Pull every line holding the string "this" from the records below.

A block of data
────────────────────
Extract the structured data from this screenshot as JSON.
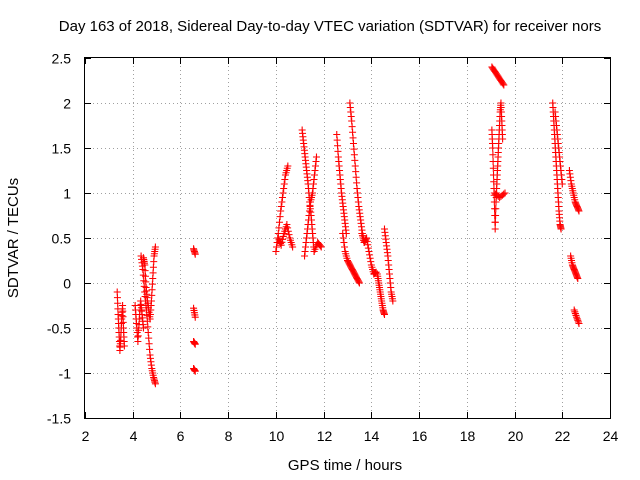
{
  "chart_data": {
    "type": "scatter",
    "title": "Day 163 of 2018, Sidereal Day-to-day VTEC variation (SDTVAR) for receiver nors",
    "xlabel": "GPS time / hours",
    "ylabel": "SDTVAR / TECUs",
    "xlim": [
      2,
      24
    ],
    "ylim": [
      -1.5,
      2.5
    ],
    "xticks": [
      "2",
      "4",
      "6",
      "8",
      "10",
      "12",
      "14",
      "16",
      "18",
      "20",
      "22",
      "24"
    ],
    "yticks": [
      "-1.5",
      "-1",
      "-0.5",
      "0",
      "0.5",
      "1",
      "1.5",
      "2",
      "2.5"
    ],
    "xtick_values": [
      2,
      4,
      6,
      8,
      10,
      12,
      14,
      16,
      18,
      20,
      22,
      24
    ],
    "ytick_values": [
      -1.5,
      -1,
      -0.5,
      0,
      0.5,
      1,
      1.5,
      2,
      2.5
    ],
    "grid": true,
    "marker": "+",
    "series_color": "#ff0000",
    "series": [
      {
        "name": "SDTVAR",
        "tracks": [
          {
            "x0": 3.35,
            "x1": 3.65,
            "y": [
              -0.1,
              -0.35,
              -0.55,
              -0.75,
              -0.6,
              -0.4,
              -0.25,
              -0.5,
              -0.7
            ]
          },
          {
            "x0": 4.1,
            "x1": 4.45,
            "y": [
              -0.25,
              -0.45,
              -0.65,
              -0.4,
              -0.2,
              -0.35,
              -0.5
            ]
          },
          {
            "x0": 4.35,
            "x1": 4.95,
            "y": [
              0.3,
              0.15,
              -0.1,
              -0.3,
              -0.55,
              -0.8,
              -0.95,
              -1.05,
              -1.12
            ]
          },
          {
            "x0": 4.45,
            "x1": 4.95,
            "y": [
              0.28,
              0.2,
              -0.05,
              -0.2,
              -0.3,
              -0.4,
              -0.2,
              0.05,
              0.3,
              0.4
            ]
          },
          {
            "x0": 6.55,
            "x1": 6.62,
            "y": [
              0.38,
              0.32
            ]
          },
          {
            "x0": 6.55,
            "x1": 6.62,
            "y": [
              -0.28,
              -0.38
            ]
          },
          {
            "x0": 6.55,
            "x1": 6.62,
            "y": [
              -0.65,
              -0.68
            ]
          },
          {
            "x0": 6.55,
            "x1": 6.62,
            "y": [
              -0.95,
              -0.98
            ]
          },
          {
            "x0": 10.0,
            "x1": 10.5,
            "y": [
              0.35,
              0.55,
              0.8,
              1.0,
              1.2,
              1.3
            ]
          },
          {
            "x0": 10.1,
            "x1": 10.7,
            "y": [
              0.5,
              0.42,
              0.55,
              0.65,
              0.5,
              0.4
            ]
          },
          {
            "x0": 11.1,
            "x1": 11.6,
            "y": [
              1.7,
              1.55,
              1.4,
              1.25,
              1.1,
              0.9,
              0.75,
              0.55,
              0.35
            ]
          },
          {
            "x0": 11.2,
            "x1": 11.7,
            "y": [
              0.3,
              0.5,
              0.7,
              0.9,
              1.0,
              1.2,
              1.4
            ]
          },
          {
            "x0": 11.6,
            "x1": 11.9,
            "y": [
              0.35,
              0.45,
              0.4
            ]
          },
          {
            "x0": 12.55,
            "x1": 12.95,
            "y": [
              1.65,
              1.4,
              1.2,
              1.0,
              0.85,
              0.7,
              0.55
            ]
          },
          {
            "x0": 12.8,
            "x1": 13.5,
            "y": [
              0.55,
              0.35,
              0.25,
              0.2,
              0.15,
              0.1,
              0.05,
              0.0
            ]
          },
          {
            "x0": 13.1,
            "x1": 13.7,
            "y": [
              2.0,
              1.8,
              1.55,
              1.3,
              1.05,
              0.85,
              0.7,
              0.55,
              0.45
            ]
          },
          {
            "x0": 13.6,
            "x1": 14.2,
            "y": [
              0.55,
              0.45,
              0.5,
              0.35,
              0.2,
              0.1,
              0.12
            ]
          },
          {
            "x0": 14.25,
            "x1": 14.55,
            "y": [
              0.1,
              0.0,
              -0.1,
              -0.2,
              -0.3,
              -0.35
            ]
          },
          {
            "x0": 14.55,
            "x1": 14.9,
            "y": [
              0.6,
              0.45,
              0.3,
              0.1,
              -0.1,
              -0.2
            ]
          },
          {
            "x0": 19.05,
            "x1": 19.55,
            "y": [
              2.4,
              2.35,
              2.3,
              2.25,
              2.2
            ]
          },
          {
            "x0": 19.05,
            "x1": 19.5,
            "y": [
              1.7,
              1.5,
              1.2,
              0.9,
              0.6,
              0.9,
              1.1,
              1.3,
              1.5,
              1.7,
              1.9,
              2.0,
              1.8,
              1.6
            ]
          },
          {
            "x0": 19.15,
            "x1": 19.6,
            "y": [
              1.0,
              0.95,
              1.0
            ]
          },
          {
            "x0": 21.6,
            "x1": 21.95,
            "y": [
              2.0,
              1.8,
              1.6,
              1.4,
              1.2,
              1.0,
              0.8,
              0.65,
              0.6
            ]
          },
          {
            "x0": 21.7,
            "x1": 22.0,
            "y": [
              1.9,
              1.7,
              1.5,
              1.3,
              1.1
            ]
          },
          {
            "x0": 22.3,
            "x1": 22.7,
            "y": [
              1.25,
              1.1,
              1.0,
              0.9,
              0.85,
              0.8
            ]
          },
          {
            "x0": 22.35,
            "x1": 22.65,
            "y": [
              0.3,
              0.2,
              0.15,
              0.1,
              0.05
            ]
          },
          {
            "x0": 22.5,
            "x1": 22.7,
            "y": [
              -0.3,
              -0.38,
              -0.45
            ]
          }
        ]
      }
    ]
  }
}
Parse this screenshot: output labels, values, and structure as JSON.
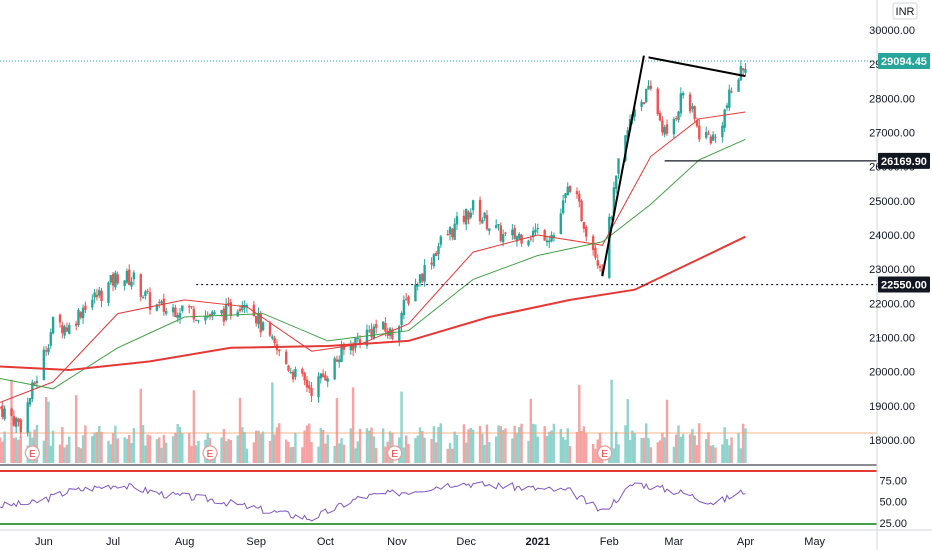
{
  "currency": "INR",
  "colors": {
    "up": "#26a69a",
    "down": "#ef5350",
    "ma_fast": "#e53935",
    "ma_mid": "#43a047",
    "ma_slow": "#e53935",
    "rsi": "#7e57c2",
    "vol_up": "#8fd3cc",
    "vol_down": "#f5a3a3",
    "trendline": "#000000"
  },
  "price_labels": {
    "last": "29094.45",
    "support": "26169.90",
    "breakout": "22550.00"
  },
  "event_marker_label": "E",
  "chart_data": {
    "type": "candlestick",
    "yaxis": {
      "ticks": [
        "30000.00",
        "29000.00",
        "28000.00",
        "27000.00",
        "26000.00",
        "25000.00",
        "24000.00",
        "23000.00",
        "22000.00",
        "21000.00",
        "20000.00",
        "19000.00",
        "18000.00"
      ],
      "range": [
        17800,
        30600
      ]
    },
    "rsi_axis": {
      "ticks": [
        "75.00",
        "50.00",
        "25.00"
      ],
      "range": [
        20,
        80
      ]
    },
    "xaxis": {
      "ticks": [
        "Jun",
        "Jul",
        "Aug",
        "Sep",
        "Oct",
        "Nov",
        "Dec",
        "2021",
        "Feb",
        "Mar",
        "Apr",
        "May"
      ],
      "range": [
        "2020-05-13",
        "2021-05-28"
      ]
    },
    "levels": [
      {
        "name": "last",
        "value": 29094.45,
        "style": "dotted"
      },
      {
        "name": "support",
        "value": 26169.9,
        "style": "solid",
        "start": "2021-02-25"
      },
      {
        "name": "breakout",
        "value": 22550.0,
        "style": "dotted",
        "start": "2020-08-06"
      }
    ],
    "trendlines": [
      {
        "from": [
          "2021-01-29",
          22800
        ],
        "to": [
          "2021-02-16",
          29250
        ]
      },
      {
        "from": [
          "2021-02-18",
          29200
        ],
        "to": [
          "2021-04-01",
          28650
        ]
      }
    ],
    "events": [
      "2020-05-27",
      "2020-08-12",
      "2020-10-31",
      "2021-01-30"
    ],
    "price": [
      {
        "t": "2020-05-13",
        "v": 18950
      },
      {
        "t": "2020-05-22",
        "v": 18450
      },
      {
        "t": "2020-05-29",
        "v": 19850
      },
      {
        "t": "2020-06-05",
        "v": 21400
      },
      {
        "t": "2020-06-12",
        "v": 21300
      },
      {
        "t": "2020-06-19",
        "v": 22000
      },
      {
        "t": "2020-06-26",
        "v": 22300
      },
      {
        "t": "2020-07-03",
        "v": 22800
      },
      {
        "t": "2020-07-10",
        "v": 22700
      },
      {
        "t": "2020-07-17",
        "v": 22000
      },
      {
        "t": "2020-07-24",
        "v": 21800
      },
      {
        "t": "2020-07-31",
        "v": 21900
      },
      {
        "t": "2020-08-07",
        "v": 21700
      },
      {
        "t": "2020-08-14",
        "v": 21600
      },
      {
        "t": "2020-08-21",
        "v": 21800
      },
      {
        "t": "2020-08-28",
        "v": 22200
      },
      {
        "t": "2020-09-04",
        "v": 21200
      },
      {
        "t": "2020-09-11",
        "v": 20500
      },
      {
        "t": "2020-09-18",
        "v": 19900
      },
      {
        "t": "2020-09-25",
        "v": 19500
      },
      {
        "t": "2020-10-02",
        "v": 20000
      },
      {
        "t": "2020-10-09",
        "v": 20600
      },
      {
        "t": "2020-10-16",
        "v": 21000
      },
      {
        "t": "2020-10-23",
        "v": 21300
      },
      {
        "t": "2020-10-30",
        "v": 21100
      },
      {
        "t": "2020-11-06",
        "v": 22200
      },
      {
        "t": "2020-11-13",
        "v": 23000
      },
      {
        "t": "2020-11-20",
        "v": 23800
      },
      {
        "t": "2020-11-27",
        "v": 24300
      },
      {
        "t": "2020-12-04",
        "v": 24800
      },
      {
        "t": "2020-12-11",
        "v": 24300
      },
      {
        "t": "2020-12-18",
        "v": 23900
      },
      {
        "t": "2020-12-25",
        "v": 24000
      },
      {
        "t": "2021-01-01",
        "v": 24100
      },
      {
        "t": "2021-01-08",
        "v": 24000
      },
      {
        "t": "2021-01-15",
        "v": 25500
      },
      {
        "t": "2021-01-22",
        "v": 24200
      },
      {
        "t": "2021-01-29",
        "v": 23000
      },
      {
        "t": "2021-02-05",
        "v": 26000
      },
      {
        "t": "2021-02-12",
        "v": 27800
      },
      {
        "t": "2021-02-19",
        "v": 28200
      },
      {
        "t": "2021-02-26",
        "v": 26800
      },
      {
        "t": "2021-03-05",
        "v": 28200
      },
      {
        "t": "2021-03-12",
        "v": 27000
      },
      {
        "t": "2021-03-19",
        "v": 26800
      },
      {
        "t": "2021-03-26",
        "v": 28200
      },
      {
        "t": "2021-04-01",
        "v": 29094
      }
    ],
    "series": [
      {
        "name": "ma_fast",
        "values": [
          {
            "t": "2020-05-13",
            "v": 19100
          },
          {
            "t": "2020-06-05",
            "v": 19700
          },
          {
            "t": "2020-07-03",
            "v": 21700
          },
          {
            "t": "2020-08-01",
            "v": 22100
          },
          {
            "t": "2020-08-28",
            "v": 21900
          },
          {
            "t": "2020-09-25",
            "v": 20600
          },
          {
            "t": "2020-10-16",
            "v": 20800
          },
          {
            "t": "2020-11-06",
            "v": 21400
          },
          {
            "t": "2020-12-04",
            "v": 23500
          },
          {
            "t": "2021-01-01",
            "v": 24000
          },
          {
            "t": "2021-01-29",
            "v": 23700
          },
          {
            "t": "2021-02-19",
            "v": 26300
          },
          {
            "t": "2021-03-12",
            "v": 27400
          },
          {
            "t": "2021-04-01",
            "v": 27600
          }
        ]
      },
      {
        "name": "ma_mid",
        "values": [
          {
            "t": "2020-05-13",
            "v": 19800
          },
          {
            "t": "2020-06-05",
            "v": 19500
          },
          {
            "t": "2020-07-03",
            "v": 20700
          },
          {
            "t": "2020-08-01",
            "v": 21600
          },
          {
            "t": "2020-09-04",
            "v": 21700
          },
          {
            "t": "2020-10-02",
            "v": 20900
          },
          {
            "t": "2020-11-06",
            "v": 21200
          },
          {
            "t": "2020-12-04",
            "v": 22700
          },
          {
            "t": "2021-01-01",
            "v": 23400
          },
          {
            "t": "2021-01-29",
            "v": 23800
          },
          {
            "t": "2021-02-19",
            "v": 24900
          },
          {
            "t": "2021-03-12",
            "v": 26200
          },
          {
            "t": "2021-04-01",
            "v": 26800
          }
        ]
      },
      {
        "name": "ma_slow",
        "values": [
          {
            "t": "2020-05-13",
            "v": 20150
          },
          {
            "t": "2020-06-12",
            "v": 20050
          },
          {
            "t": "2020-07-17",
            "v": 20300
          },
          {
            "t": "2020-08-21",
            "v": 20700
          },
          {
            "t": "2020-10-02",
            "v": 20750
          },
          {
            "t": "2020-11-06",
            "v": 20900
          },
          {
            "t": "2020-12-11",
            "v": 21600
          },
          {
            "t": "2021-01-15",
            "v": 22100
          },
          {
            "t": "2021-02-12",
            "v": 22400
          },
          {
            "t": "2021-03-12",
            "v": 23300
          },
          {
            "t": "2021-04-01",
            "v": 23950
          }
        ]
      },
      {
        "name": "rsi",
        "values": [
          {
            "t": "2020-05-13",
            "v": 45
          },
          {
            "t": "2020-05-27",
            "v": 48
          },
          {
            "t": "2020-06-12",
            "v": 62
          },
          {
            "t": "2020-07-03",
            "v": 70
          },
          {
            "t": "2020-07-24",
            "v": 58
          },
          {
            "t": "2020-08-14",
            "v": 52
          },
          {
            "t": "2020-09-04",
            "v": 40
          },
          {
            "t": "2020-09-25",
            "v": 30
          },
          {
            "t": "2020-10-16",
            "v": 55
          },
          {
            "t": "2020-11-06",
            "v": 62
          },
          {
            "t": "2020-11-27",
            "v": 72
          },
          {
            "t": "2020-12-18",
            "v": 68
          },
          {
            "t": "2021-01-15",
            "v": 62
          },
          {
            "t": "2021-01-29",
            "v": 38
          },
          {
            "t": "2021-02-12",
            "v": 72
          },
          {
            "t": "2021-03-05",
            "v": 60
          },
          {
            "t": "2021-03-19",
            "v": 48
          },
          {
            "t": "2021-04-01",
            "v": 63
          }
        ]
      }
    ]
  }
}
────────────────────
## [Exercise response]
Extract the structured data from this screenshot as JSON.
Parse this screenshot: output labels, values, and structure as JSON.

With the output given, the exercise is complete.